_Task objective_
Scan the data below for the string "一带一路". Show every line where it turns up.

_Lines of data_
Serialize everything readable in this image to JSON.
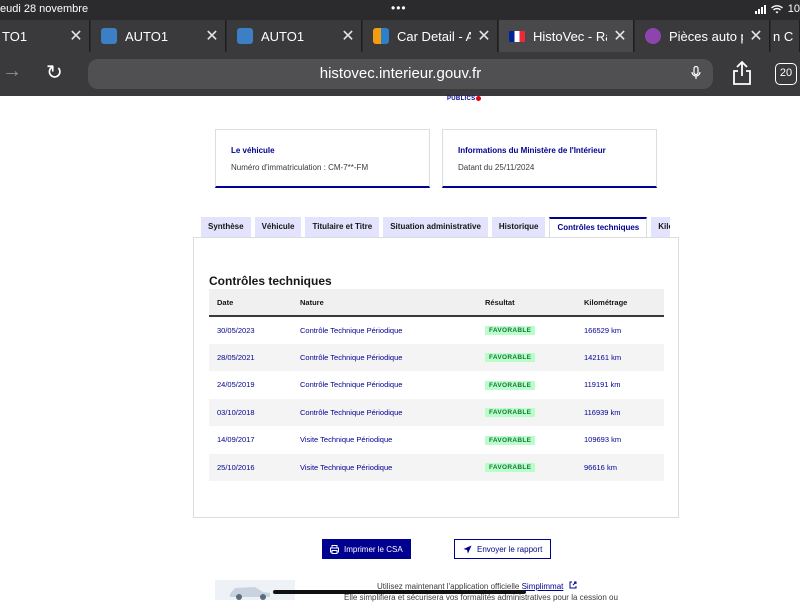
{
  "status_bar": {
    "time": "eudi 28 novembre",
    "dots": "•••",
    "battery": "10"
  },
  "browser_tabs": [
    {
      "label": "TO1",
      "favicon": "auto1-icon",
      "active": false
    },
    {
      "label": "AUTO1",
      "favicon": "auto1-icon",
      "active": false
    },
    {
      "label": "AUTO1",
      "favicon": "auto1-icon",
      "active": false
    },
    {
      "label": "Car Detail - Adi",
      "favicon": "car-detail-icon",
      "active": false
    },
    {
      "label": "HistoVec - Rapp",
      "favicon": "french-flag-icon",
      "active": true
    },
    {
      "label": "Pièces auto pas",
      "favicon": "parts-icon",
      "active": false
    }
  ],
  "tab_overflow": "n C",
  "tab_close_glyph": "✕",
  "address_bar": {
    "url": "histovec.interieur.gouv.fr",
    "tab_count": "20"
  },
  "logo_text": "PUBLICS",
  "vehicle_card": {
    "title": "Le véhicule",
    "text": "Numéro d'immatriculation : CM-7**-FM"
  },
  "ministry_card": {
    "title": "Informations du Ministère de l'Intérieur",
    "text": "Datant du 25/11/2024"
  },
  "page_tabs": [
    {
      "label": "Synthèse",
      "active": false
    },
    {
      "label": "Véhicule",
      "active": false
    },
    {
      "label": "Titulaire et Titre",
      "active": false
    },
    {
      "label": "Situation administrative",
      "active": false
    },
    {
      "label": "Historique",
      "active": false
    },
    {
      "label": "Contrôles techniques",
      "active": true
    },
    {
      "label": "Kilométrage",
      "active": false
    }
  ],
  "controles": {
    "title": "Contrôles techniques",
    "headers": [
      "Date",
      "Nature",
      "Résultat",
      "Kilométrage"
    ],
    "rows": [
      {
        "date": "30/05/2023",
        "nature": "Contrôle Technique Périodique",
        "resultat": "FAVORABLE",
        "km": "166529 km"
      },
      {
        "date": "28/05/2021",
        "nature": "Contrôle Technique Périodique",
        "resultat": "FAVORABLE",
        "km": "142161 km"
      },
      {
        "date": "24/05/2019",
        "nature": "Contrôle Technique Périodique",
        "resultat": "FAVORABLE",
        "km": "119191 km"
      },
      {
        "date": "03/10/2018",
        "nature": "Contrôle Technique Périodique",
        "resultat": "FAVORABLE",
        "km": "116939 km"
      },
      {
        "date": "14/09/2017",
        "nature": "Visite Technique Périodique",
        "resultat": "FAVORABLE",
        "km": "109693 km"
      },
      {
        "date": "25/10/2016",
        "nature": "Visite Technique Périodique",
        "resultat": "FAVORABLE",
        "km": "96616 km"
      }
    ]
  },
  "buttons": {
    "print": "Imprimer le CSA",
    "send": "Envoyer le rapport"
  },
  "promo": {
    "line1_prefix": "Utilisez maintenant l'application officielle ",
    "line1_link": "Simplimmat",
    "line2": "Elle simplifiera et sécurisera vos formalités administratives pour la cession ou"
  },
  "colors": {
    "brand_blue": "#000091",
    "success_bg": "#b8fec9",
    "success_text": "#18753c",
    "tab_bg": "#e3e3fd"
  }
}
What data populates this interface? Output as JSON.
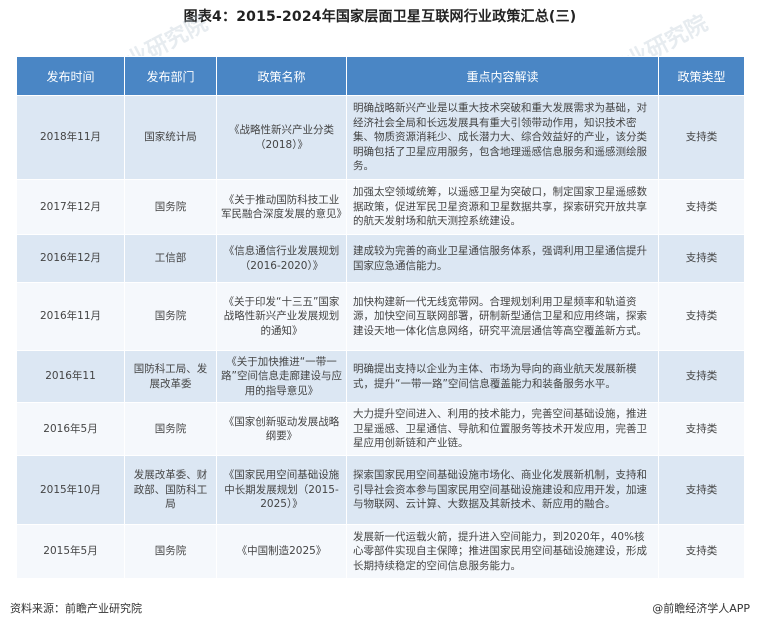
{
  "title": "图表4：2015-2024年国家层面卫星互联网行业政策汇总(三)",
  "table": {
    "headers": [
      "发布时间",
      "发布部门",
      "政策名称",
      "重点内容解读",
      "政策类型"
    ],
    "rows": [
      {
        "date": "2018年11月",
        "department": "国家统计局",
        "policy": "《战略性新兴产业分类（2018）》",
        "content": "明确战略新兴产业是以重大技术突破和重大发展需求为基础，对经济社会全局和长远发展具有重大引领带动作用，知识技术密集、物质资源消耗少、成长潜力大、综合效益好的产业，该分类明确包括了卫星应用服务，包含地理遥感信息服务和遥感测绘服务。",
        "type": "支持类"
      },
      {
        "date": "2017年12月",
        "department": "国务院",
        "policy": "《关于推动国防科技工业军民融合深度发展的意见》",
        "content": "加强太空领域统筹，以遥感卫星为突破口，制定国家卫星遥感数据政策，促进军民卫星资源和卫星数据共享，探索研究开放共享的航天发射场和航天测控系统建设。",
        "type": "支持类"
      },
      {
        "date": "2016年12月",
        "department": "工信部",
        "policy": "《信息通信行业发展规划（2016-2020）》",
        "content": "建成较为完善的商业卫星通信服务体系，强调利用卫星通信提升国家应急通信能力。",
        "type": "支持类"
      },
      {
        "date": "2016年11月",
        "department": "国务院",
        "policy": "《关于印发“十三五”国家战略性新兴产业发展规划的通知》",
        "content": "加快构建新一代无线宽带网。合理规划利用卫星频率和轨道资源，加快空间互联网部署，研制新型通信卫星和应用终端，探索建设天地一体化信息网络，研究平流层通信等高空覆盖新方式。",
        "type": "支持类"
      },
      {
        "date": "2016年11",
        "department": "国防科工局、发展改革委",
        "policy": "《关于加快推进“一带一路”空间信息走廊建设与应用的指导意见》",
        "content": "明确提出支持以企业为主体、市场为导向的商业航天发展新模式，提升“一带一路”空间信息覆盖能力和装备服务水平。",
        "type": "支持类"
      },
      {
        "date": "2016年5月",
        "department": "国务院",
        "policy": "《国家创新驱动发展战略纲要》",
        "content": "大力提升空间进入、利用的技术能力，完善空间基础设施，推进卫星遥感、卫星通信、导航和位置服务等技术开发应用，完善卫星应用创新链和产业链。",
        "type": "支持类"
      },
      {
        "date": "2015年10月",
        "department": "发展改革委、财政部、国防科工局",
        "policy": "《国家民用空间基础设施中长期发展规划（2015-2025）》",
        "content": "探索国家民用空间基础设施市场化、商业化发展新机制，支持和引导社会资本参与国家民用空间基础设施建设和应用开发，加速与物联网、云计算、大数据及其新技术、新应用的融合。",
        "type": "支持类"
      },
      {
        "date": "2015年5月",
        "department": "国务院",
        "policy": "《中国制造2025》",
        "content": "发展新一代运载火箭，提升进入空间能力，到2020年，40%核心零部件实现自主保障；推进国家民用空间基础设施建设，形成长期持续稳定的空间信息服务能力。",
        "type": "支持类"
      }
    ]
  },
  "watermark": "前瞻产业研究院",
  "footer": {
    "source": "资料来源：前瞻产业研究院",
    "credit": "@前瞻经济学人APP"
  }
}
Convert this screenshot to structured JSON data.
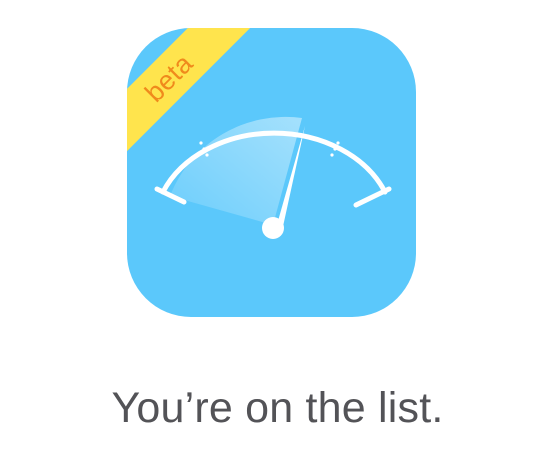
{
  "app_icon": {
    "icon_name": "speedometer-gauge-icon",
    "background_color": "#5bc8fb",
    "badge": {
      "label": "beta",
      "background_color": "#ffe44d",
      "text_color": "#f08a1c"
    }
  },
  "message": {
    "text": "You’re on the list.",
    "color": "#535357"
  }
}
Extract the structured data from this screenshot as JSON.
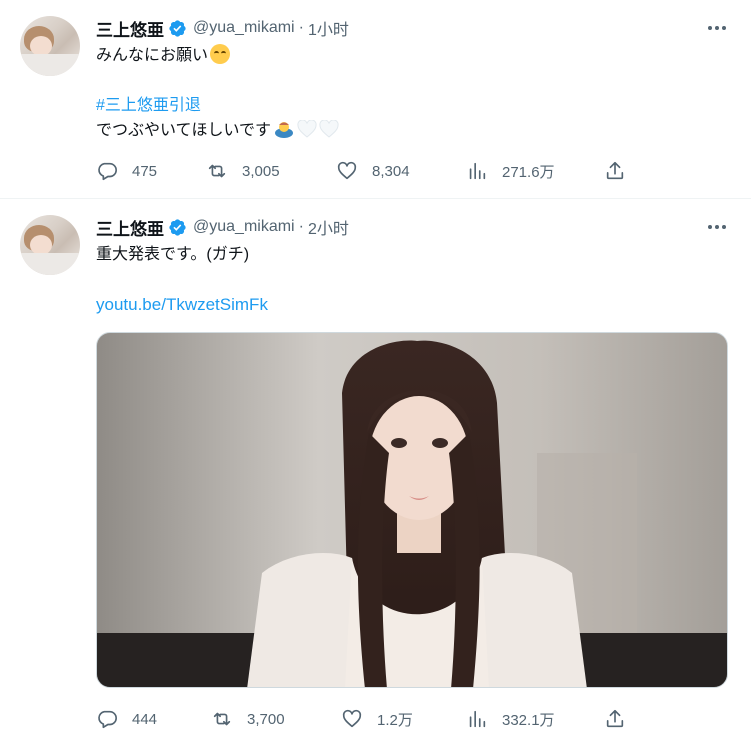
{
  "tweets": [
    {
      "name": "三上悠亜",
      "handle": "@yua_mikami",
      "separator": "·",
      "time": "1小时",
      "line1": "みんなにお願い",
      "hashtag": "#三上悠亜引退",
      "line3": "でつぶやいてほしいです",
      "actions": {
        "replies": "475",
        "retweets": "3,005",
        "likes": "8,304",
        "views": "271.6万"
      }
    },
    {
      "name": "三上悠亜",
      "handle": "@yua_mikami",
      "separator": "·",
      "time": "2小时",
      "line1": "重大発表です。(ガチ)",
      "link": "youtu.be/TkwzetSimFk",
      "actions": {
        "replies": "444",
        "retweets": "3,700",
        "likes": "1.2万",
        "views": "332.1万"
      }
    }
  ],
  "icons": {
    "verified": "verified-badge-icon",
    "more": "more-options-icon",
    "reply": "reply-icon",
    "retweet": "retweet-icon",
    "like": "like-icon",
    "views": "views-icon",
    "share": "share-icon"
  },
  "colors": {
    "link": "#1d9bf0",
    "verified": "#1d9bf0",
    "muted": "#536471",
    "text": "#0f1419"
  }
}
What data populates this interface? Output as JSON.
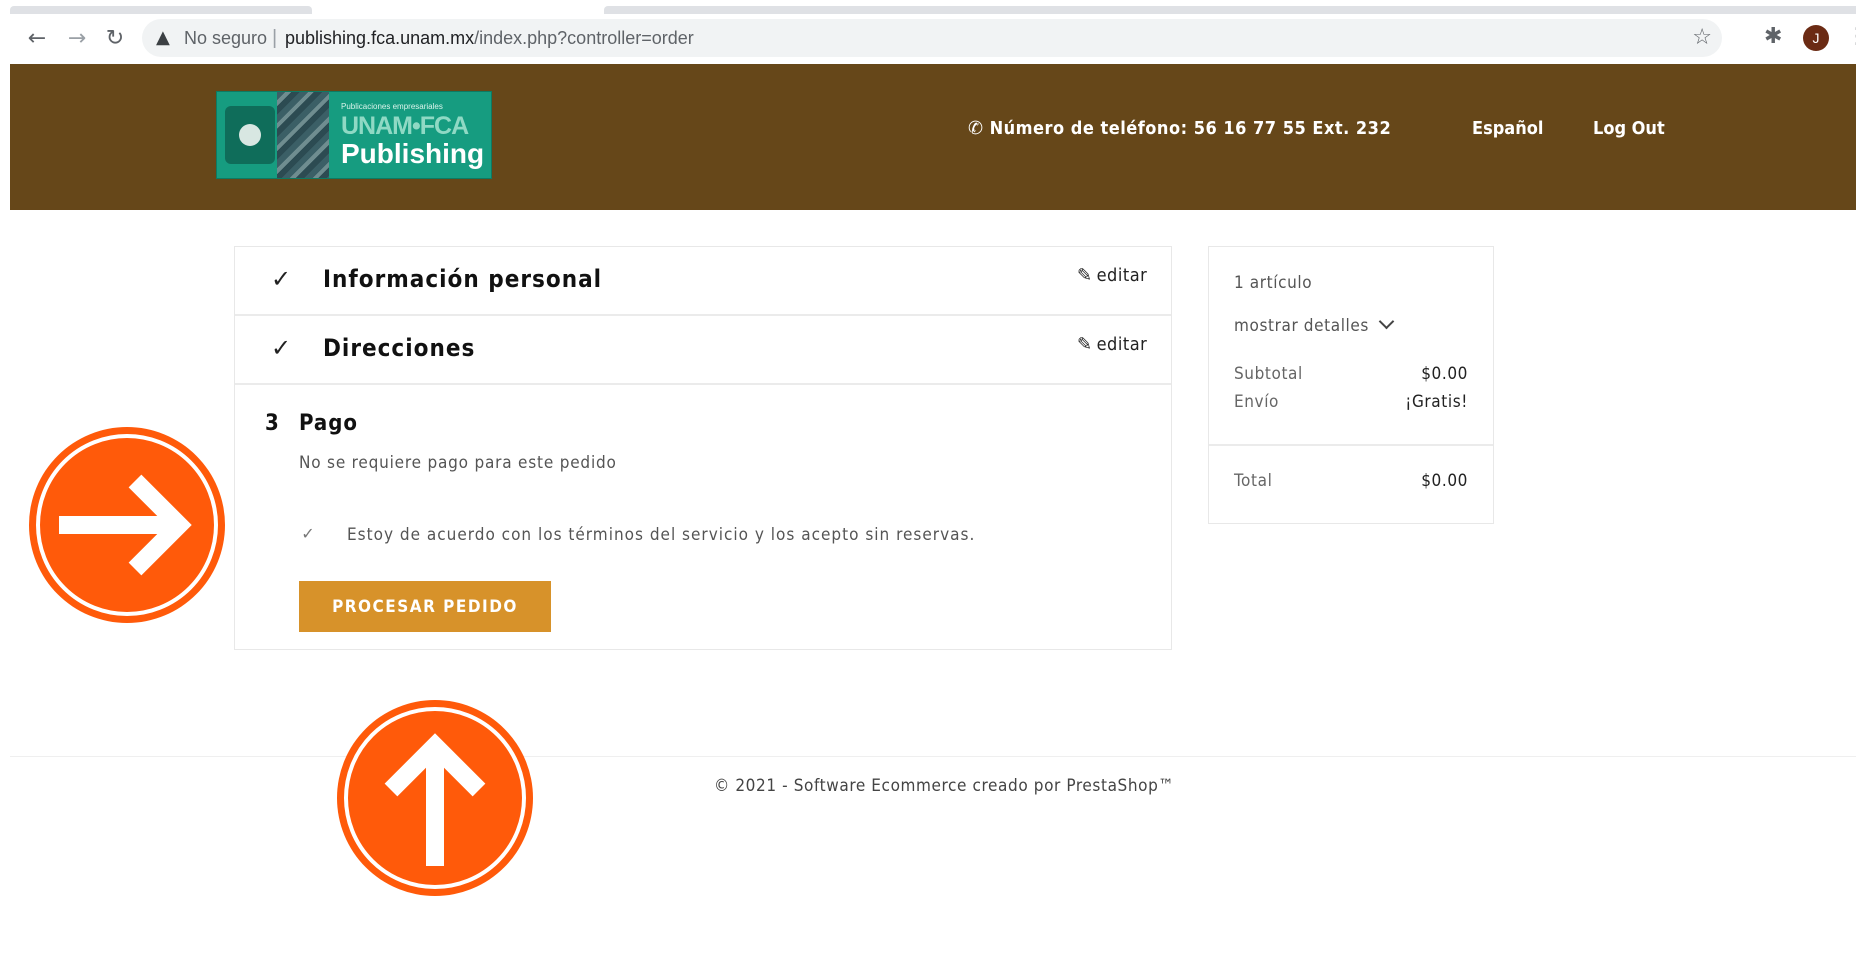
{
  "browser": {
    "security_label": "No seguro",
    "url_host": "publishing.fca.unam.mx",
    "url_path": "/index.php?controller=order",
    "avatar_letter": "J"
  },
  "header": {
    "logo": {
      "tagline": "Publicaciones empresariales",
      "line1": "UNAM•FCA",
      "line2": "Publishing"
    },
    "phone": "Número de teléfono: 56 16 77 55 Ext. 232",
    "language": "Español",
    "logout": "Log Out",
    "bg_color": "#664719"
  },
  "checkout": {
    "steps": [
      {
        "title": "Información personal",
        "edit_label": "editar",
        "completed": true
      },
      {
        "title": "Direcciones",
        "edit_label": "editar",
        "completed": true
      }
    ],
    "payment": {
      "number": "3",
      "title": "Pago",
      "description": "No se requiere pago para este pedido",
      "terms_label": "Estoy de acuerdo con los términos del servicio y los acepto sin reservas.",
      "terms_checked": true,
      "submit_label": "PROCESAR PEDIDO",
      "button_color": "#d7922a"
    }
  },
  "summary": {
    "items_count": "1 artículo",
    "details_toggle": "mostrar detalles",
    "subtotal_label": "Subtotal",
    "subtotal_value": "$0.00",
    "shipping_label": "Envío",
    "shipping_value": "¡Gratis!",
    "total_label": "Total",
    "total_value": "$0.00"
  },
  "footer": {
    "text": "© 2021 - Software Ecommerce creado por PrestaShop™"
  },
  "annotations": {
    "color": "#ff5a0a",
    "arrows": [
      "arrow-right-icon",
      "arrow-up-icon"
    ]
  }
}
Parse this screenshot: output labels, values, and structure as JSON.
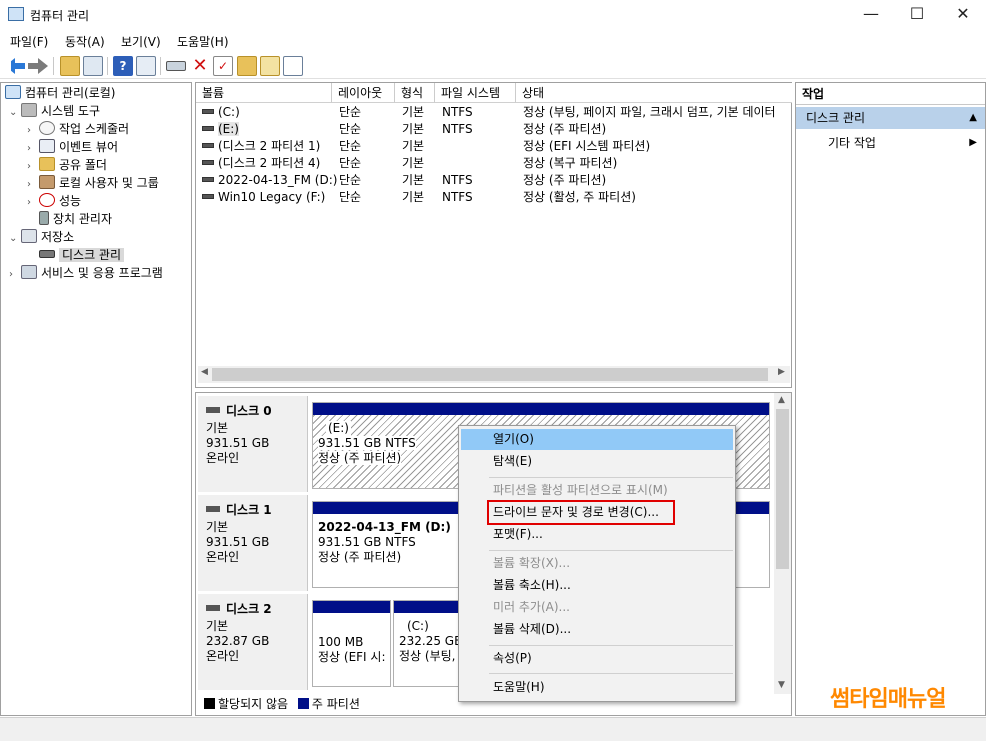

_Solution to this exercise_
        "policy": "《关于加快推进“一带一路”空间信息走廊建设与应用的指导意见》",
        "content": "明确提出支持以企业为主体、市场为导向的商业航天发展新模式，提升“一带一路”空间信息覆盖能力和装备服务水平。",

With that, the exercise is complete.